§ **PROBLEM**:
Write out the entries verbatim and leave the images out of the copy.

§ **INPUT RECORDS**:
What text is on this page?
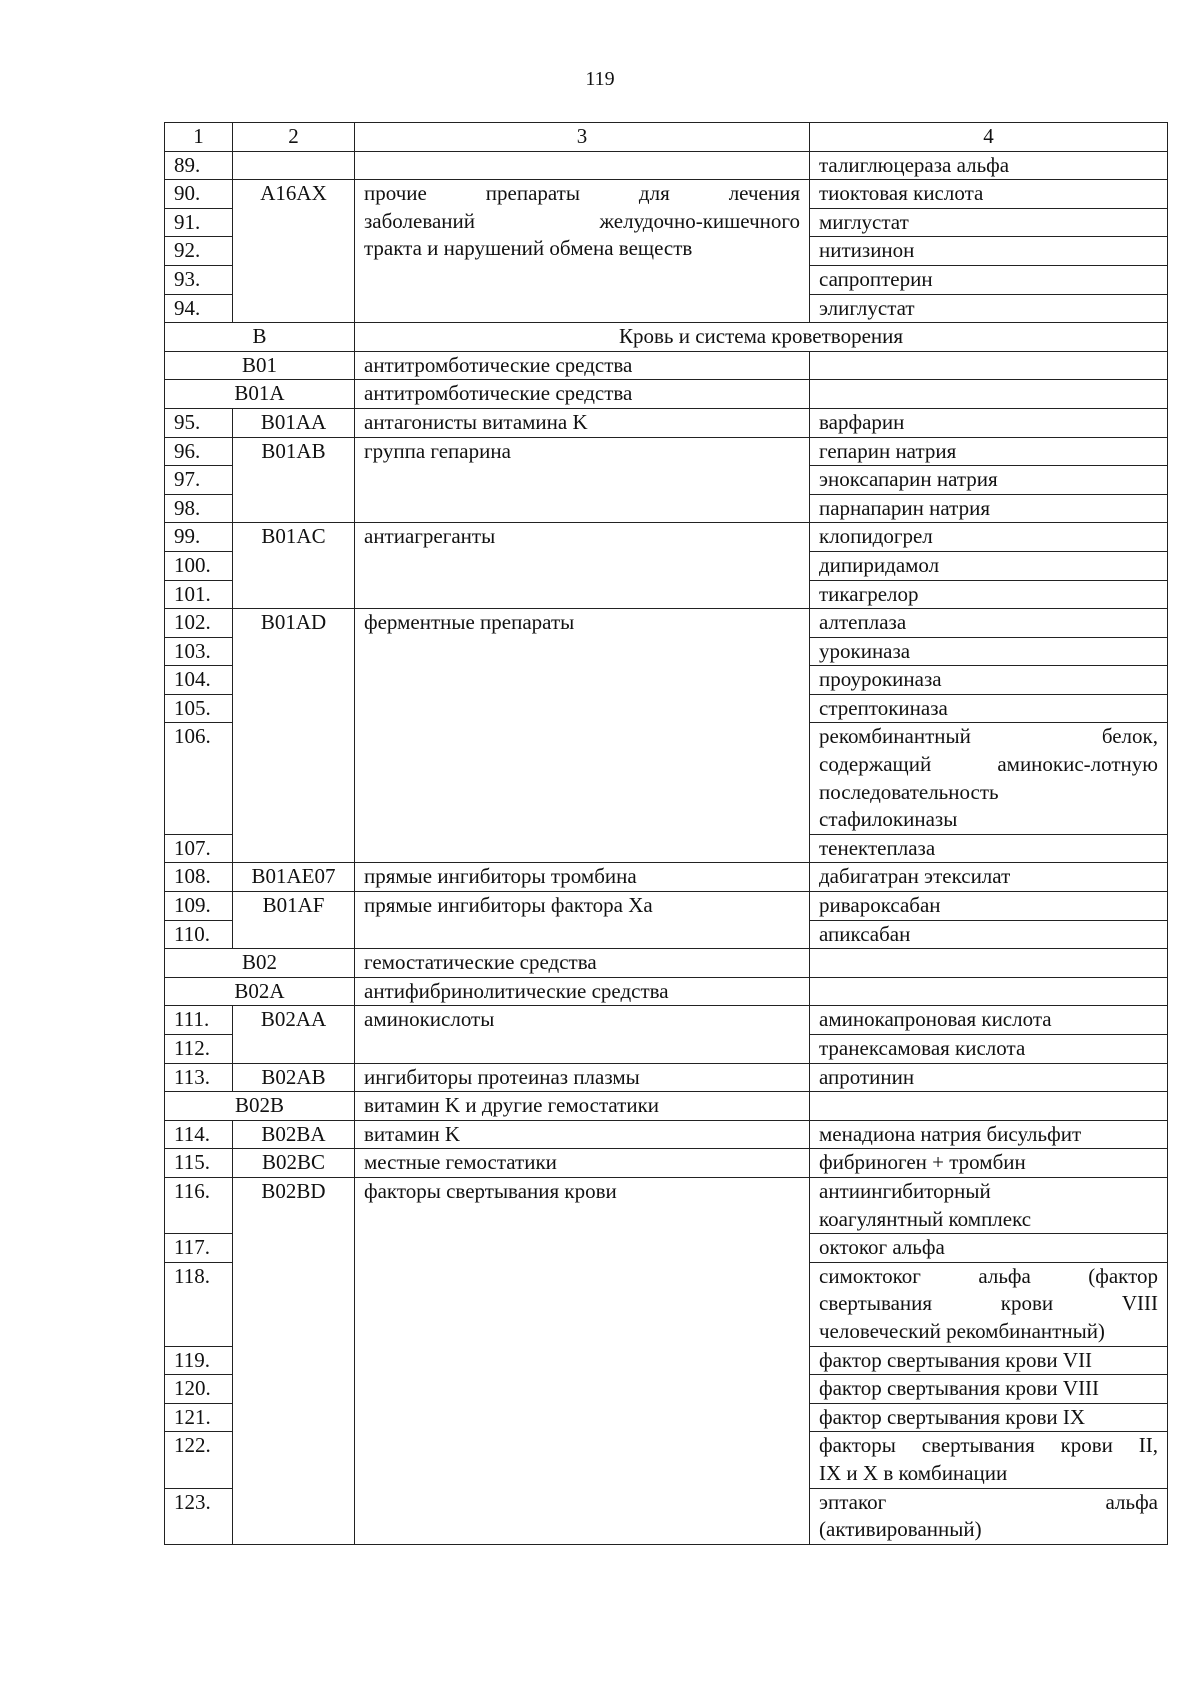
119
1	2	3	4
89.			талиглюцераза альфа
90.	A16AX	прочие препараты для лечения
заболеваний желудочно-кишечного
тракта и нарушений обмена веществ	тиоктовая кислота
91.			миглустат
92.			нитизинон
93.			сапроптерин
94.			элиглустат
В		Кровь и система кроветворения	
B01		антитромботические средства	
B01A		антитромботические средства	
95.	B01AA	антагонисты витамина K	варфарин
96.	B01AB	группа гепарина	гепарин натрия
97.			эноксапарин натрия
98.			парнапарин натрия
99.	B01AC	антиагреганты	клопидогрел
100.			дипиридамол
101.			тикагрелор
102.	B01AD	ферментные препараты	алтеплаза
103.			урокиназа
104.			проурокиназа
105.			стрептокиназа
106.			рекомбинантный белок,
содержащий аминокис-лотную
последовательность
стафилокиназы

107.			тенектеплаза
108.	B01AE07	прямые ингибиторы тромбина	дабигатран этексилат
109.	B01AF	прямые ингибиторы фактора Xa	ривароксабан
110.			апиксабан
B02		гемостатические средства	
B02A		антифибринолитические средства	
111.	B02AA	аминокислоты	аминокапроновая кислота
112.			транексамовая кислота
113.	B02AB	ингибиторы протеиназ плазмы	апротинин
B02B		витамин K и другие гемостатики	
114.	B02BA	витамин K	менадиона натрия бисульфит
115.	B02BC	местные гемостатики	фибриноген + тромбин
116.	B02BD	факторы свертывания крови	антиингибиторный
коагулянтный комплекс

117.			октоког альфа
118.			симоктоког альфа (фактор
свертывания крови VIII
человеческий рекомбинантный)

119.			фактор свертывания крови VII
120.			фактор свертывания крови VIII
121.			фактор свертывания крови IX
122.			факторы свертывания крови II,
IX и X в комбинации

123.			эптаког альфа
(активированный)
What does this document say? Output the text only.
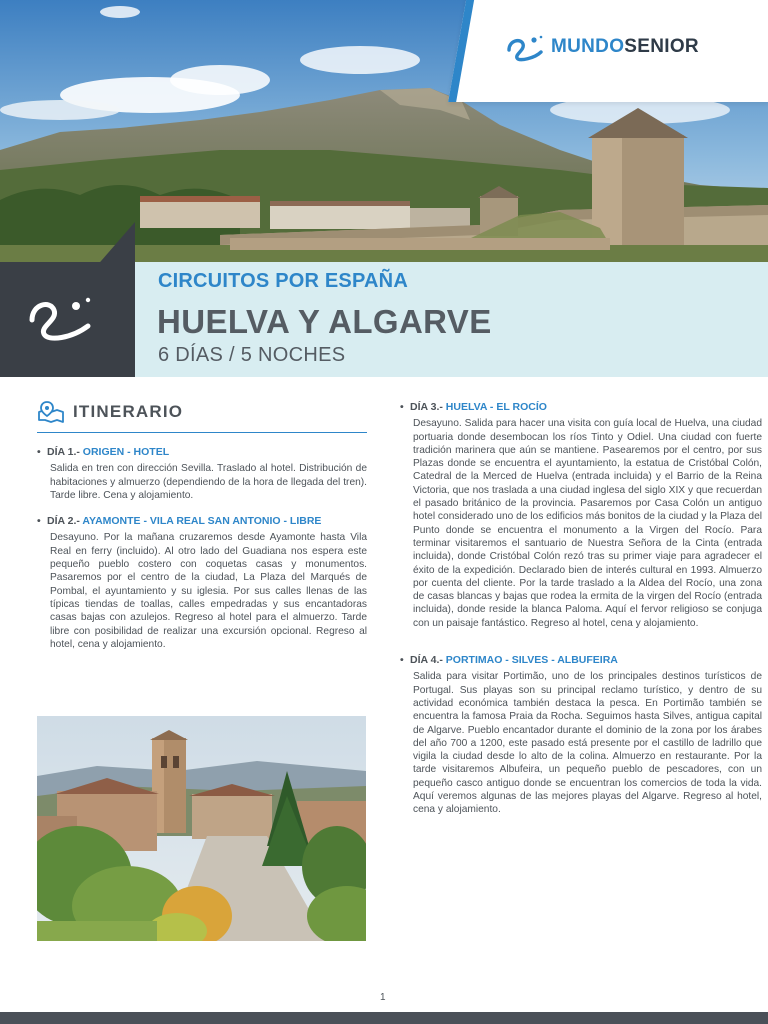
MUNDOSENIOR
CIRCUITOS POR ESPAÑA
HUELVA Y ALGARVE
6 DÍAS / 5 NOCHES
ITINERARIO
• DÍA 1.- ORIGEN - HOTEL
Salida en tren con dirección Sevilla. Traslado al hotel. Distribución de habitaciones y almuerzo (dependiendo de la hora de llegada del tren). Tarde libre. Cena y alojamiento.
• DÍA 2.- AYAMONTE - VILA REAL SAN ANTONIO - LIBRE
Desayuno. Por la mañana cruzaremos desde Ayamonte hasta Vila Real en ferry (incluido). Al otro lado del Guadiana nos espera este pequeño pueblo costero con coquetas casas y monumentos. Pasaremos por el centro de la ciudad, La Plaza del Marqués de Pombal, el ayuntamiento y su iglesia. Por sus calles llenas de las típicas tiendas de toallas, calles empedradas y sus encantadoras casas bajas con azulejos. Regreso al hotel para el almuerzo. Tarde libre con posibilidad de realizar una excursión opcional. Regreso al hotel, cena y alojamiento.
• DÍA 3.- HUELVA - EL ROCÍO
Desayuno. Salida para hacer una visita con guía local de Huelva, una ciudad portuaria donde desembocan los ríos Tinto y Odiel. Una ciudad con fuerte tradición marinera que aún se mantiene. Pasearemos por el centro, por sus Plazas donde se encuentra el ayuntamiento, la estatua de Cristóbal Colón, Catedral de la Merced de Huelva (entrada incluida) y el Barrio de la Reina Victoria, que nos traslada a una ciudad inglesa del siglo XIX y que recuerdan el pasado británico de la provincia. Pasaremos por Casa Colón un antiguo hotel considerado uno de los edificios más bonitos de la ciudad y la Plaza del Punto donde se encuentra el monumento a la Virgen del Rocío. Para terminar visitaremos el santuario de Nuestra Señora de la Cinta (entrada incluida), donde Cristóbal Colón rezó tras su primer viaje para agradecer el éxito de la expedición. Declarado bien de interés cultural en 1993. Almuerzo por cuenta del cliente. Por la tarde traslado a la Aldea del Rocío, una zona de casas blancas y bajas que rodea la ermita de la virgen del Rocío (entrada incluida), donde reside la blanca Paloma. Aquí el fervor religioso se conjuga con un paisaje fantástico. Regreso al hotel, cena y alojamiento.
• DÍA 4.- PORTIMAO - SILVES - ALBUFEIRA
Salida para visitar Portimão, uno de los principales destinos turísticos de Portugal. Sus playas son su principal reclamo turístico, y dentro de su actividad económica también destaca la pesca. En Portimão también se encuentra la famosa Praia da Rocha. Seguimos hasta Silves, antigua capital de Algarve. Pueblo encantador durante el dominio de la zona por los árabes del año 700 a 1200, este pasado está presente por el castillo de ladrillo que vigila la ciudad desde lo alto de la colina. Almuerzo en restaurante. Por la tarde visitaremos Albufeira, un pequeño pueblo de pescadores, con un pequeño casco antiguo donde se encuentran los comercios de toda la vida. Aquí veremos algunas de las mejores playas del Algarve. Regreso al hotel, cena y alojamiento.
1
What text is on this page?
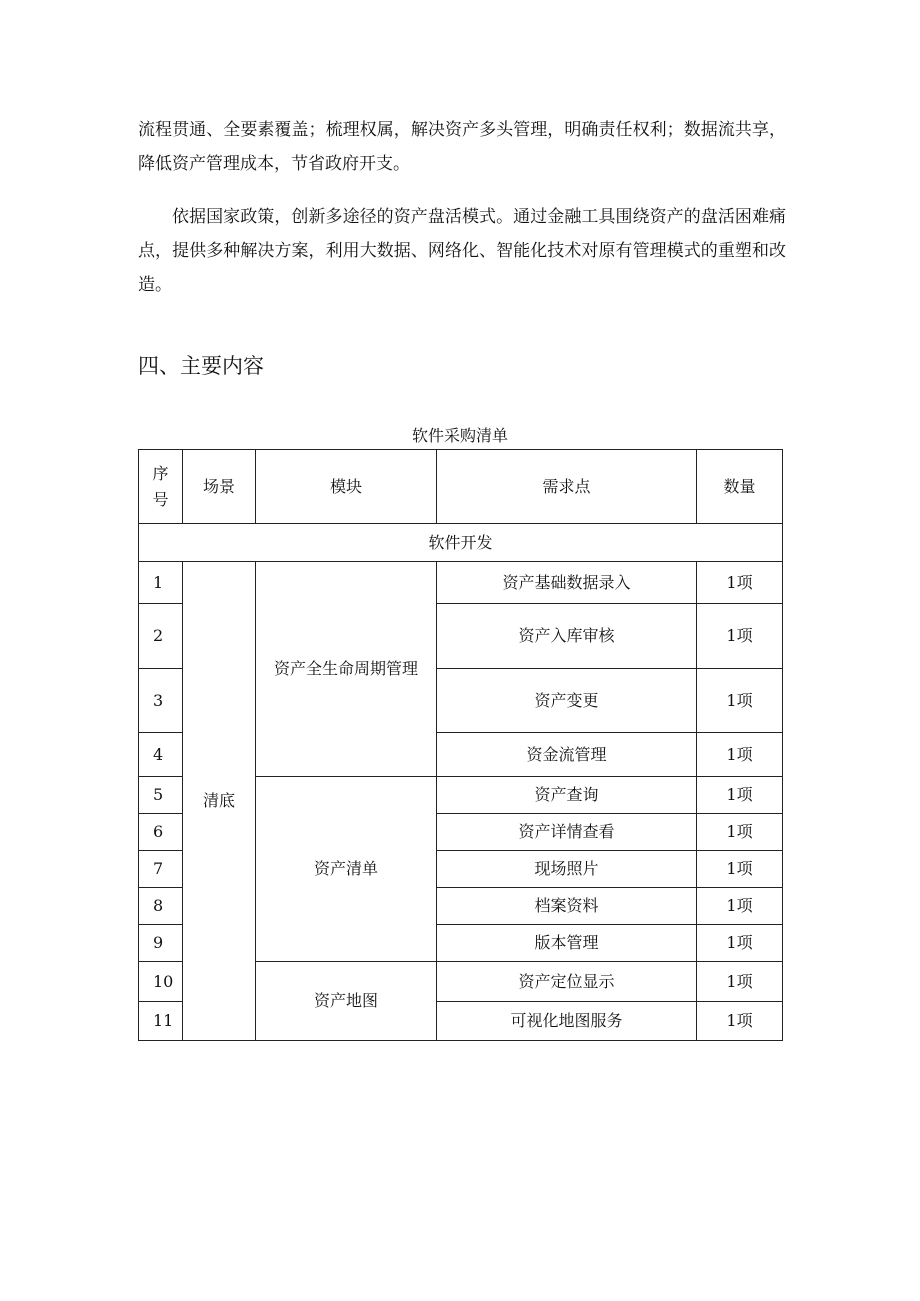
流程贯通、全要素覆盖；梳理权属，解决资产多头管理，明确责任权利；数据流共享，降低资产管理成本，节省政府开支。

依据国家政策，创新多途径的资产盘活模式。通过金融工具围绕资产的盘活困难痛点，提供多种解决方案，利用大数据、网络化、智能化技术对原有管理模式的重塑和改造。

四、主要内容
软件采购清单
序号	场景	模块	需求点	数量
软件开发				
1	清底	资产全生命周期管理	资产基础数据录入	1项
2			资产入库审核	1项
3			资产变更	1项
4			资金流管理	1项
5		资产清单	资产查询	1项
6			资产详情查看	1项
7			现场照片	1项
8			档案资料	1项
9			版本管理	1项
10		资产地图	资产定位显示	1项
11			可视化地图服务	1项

§ **TASK ANSWER**:
What text is on this page?
119
1	2	3	4
89.			талиглюцераза альфа
90.	A16AX	прочие препараты для лечения
заболеваний желудочно-кишечного
тракта и нарушений обмена веществ	тиоктовая кислота
91.			миглустат
92.			нитизинон
93.			сапроптерин
94.			элиглустат
В		Кровь и система кроветворения	
B01		антитромботические средства	
B01A		антитромботические средства	
95.	B01AA	антагонисты витамина K	варфарин
96.	B01AB	группа гепарина	гепарин натрия
97.			эноксапарин натрия
98.			парнапарин натрия
99.	B01AC	антиагреганты	клопидогрел
100.			дипиридамол
101.			тикагрелор
102.	B01AD	ферментные препараты	алтеплаза
103.			урокиназа
104.			проурокиназа
105.			стрептокиназа
106.			рекомбинантный белок,
содержащий аминокис-лотную
последовательность
стафилокиназы

107.			тенектеплаза
108.	B01AE07	прямые ингибиторы тромбина	дабигатран этексилат
109.	B01AF	прямые ингибиторы фактора Xa	ривароксабан
110.			апиксабан
B02		гемостатические средства	
B02A		антифибринолитические средства	
111.	B02AA	аминокислоты	аминокапроновая кислота
112.			транексамовая кислота
113.	B02AB	ингибиторы протеиназ плазмы	апротинин
B02B		витамин K и другие гемостатики	
114.	B02BA	витамин K	менадиона натрия бисульфит
115.	B02BC	местные гемостатики	фибриноген + тромбин
116.	B02BD	факторы свертывания крови	антиингибиторный
коагулянтный комплекс

117.			октоког альфа
118.			симоктоког альфа (фактор
свертывания крови VIII
человеческий рекомбинантный)

119.			фактор свертывания крови VII
120.			фактор свертывания крови VIII
121.			фактор свертывания крови IX
122.			факторы свертывания крови II,
IX и X в комбинации

123.			эптаког альфа
(активированный)
What does this document say? Output the text only.
MUNDOSENIOR
CIRCUITOS POR ESPAÑA
HUELVA Y ALGARVE
6 DÍAS / 5 NOCHES
ITINERARIO
• DÍA 1.- ORIGEN - HOTEL
Salida en tren con dirección Sevilla. Traslado al hotel. Distribución de habitaciones y almuerzo (dependiendo de la hora de llegada del tren). Tarde libre. Cena y alojamiento.
• DÍA 2.- AYAMONTE - VILA REAL SAN ANTONIO - LIBRE
Desayuno. Por la mañana cruzaremos desde Ayamonte hasta Vila Real en ferry (incluido). Al otro lado del Guadiana nos espera este pequeño pueblo costero con coquetas casas y monumentos. Pasaremos por el centro de la ciudad, La Plaza del Marqués de Pombal, el ayuntamiento y su iglesia. Por sus calles llenas de las típicas tiendas de toallas, calles empedradas y sus encantadoras casas bajas con azulejos. Regreso al hotel para el almuerzo. Tarde libre con posibilidad de realizar una excursión opcional. Regreso al hotel, cena y alojamiento.
• DÍA 3.- HUELVA - EL ROCÍO
Desayuno. Salida para hacer una visita con guía local de Huelva, una ciudad portuaria donde desembocan los ríos Tinto y Odiel. Una ciudad con fuerte tradición marinera que aún se mantiene. Pasearemos por el centro, por sus Plazas donde se encuentra el ayuntamiento, la estatua de Cristóbal Colón, Catedral de la Merced de Huelva (entrada incluida) y el Barrio de la Reina Victoria, que nos traslada a una ciudad inglesa del siglo XIX y que recuerdan el pasado británico de la provincia. Pasaremos por Casa Colón un antiguo hotel considerado uno de los edificios más bonitos de la ciudad y la Plaza del Punto donde se encuentra el monumento a la Virgen del Rocío. Para terminar visitaremos el santuario de Nuestra Señora de la Cinta (entrada incluida), donde Cristóbal Colón rezó tras su primer viaje para agradecer el éxito de la expedición. Declarado bien de interés cultural en 1993. Almuerzo por cuenta del cliente. Por la tarde traslado a la Aldea del Rocío, una zona de casas blancas y bajas que rodea la ermita de la virgen del Rocío (entrada incluida), donde reside la blanca Paloma. Aquí el fervor religioso se conjuga con un paisaje fantástico. Regreso al hotel, cena y alojamiento.
• DÍA 4.- PORTIMAO - SILVES - ALBUFEIRA
Salida para visitar Portimão, uno de los principales destinos turísticos de Portugal. Sus playas son su principal reclamo turístico, y dentro de su actividad económica también destaca la pesca. En Portimão también se encuentra la famosa Praia da Rocha. Seguimos hasta Silves, antigua capital de Algarve. Pueblo encantador durante el dominio de la zona por los árabes del año 700 a 1200, este pasado está presente por el castillo de ladrillo que vigila la ciudad desde lo alto de la colina. Almuerzo en restaurante. Por la tarde visitaremos Albufeira, un pequeño pueblo de pescadores, con un pequeño casco antiguo donde se encuentran los comercios de toda la vida. Aquí veremos algunas de las mejores playas del Algarve. Regreso al hotel, cena y alojamiento.
1
What text is on this page?
流程贯通、全要素覆盖；梳理权属，解决资产多头管理，明确责任权利；数据流共享，降低资产管理成本，节省政府开支。

依据国家政策，创新多途径的资产盘活模式。通过金融工具围绕资产的盘活困难痛点，提供多种解决方案，利用大数据、网络化、智能化技术对原有管理模式的重塑和改造。

四、主要内容
软件采购清单
序号	场景	模块	需求点	数量
软件开发				
1	清底	资产全生命周期管理	资产基础数据录入	1项
2			资产入库审核	1项
3			资产变更	1项
4			资金流管理	1项
5		资产清单	资产查询	1项
6			资产详情查看	1项
7			现场照片	1项
8			档案资料	1项
9			版本管理	1项
10		资产地图	资产定位显示	1项
11			可视化地图服务	1项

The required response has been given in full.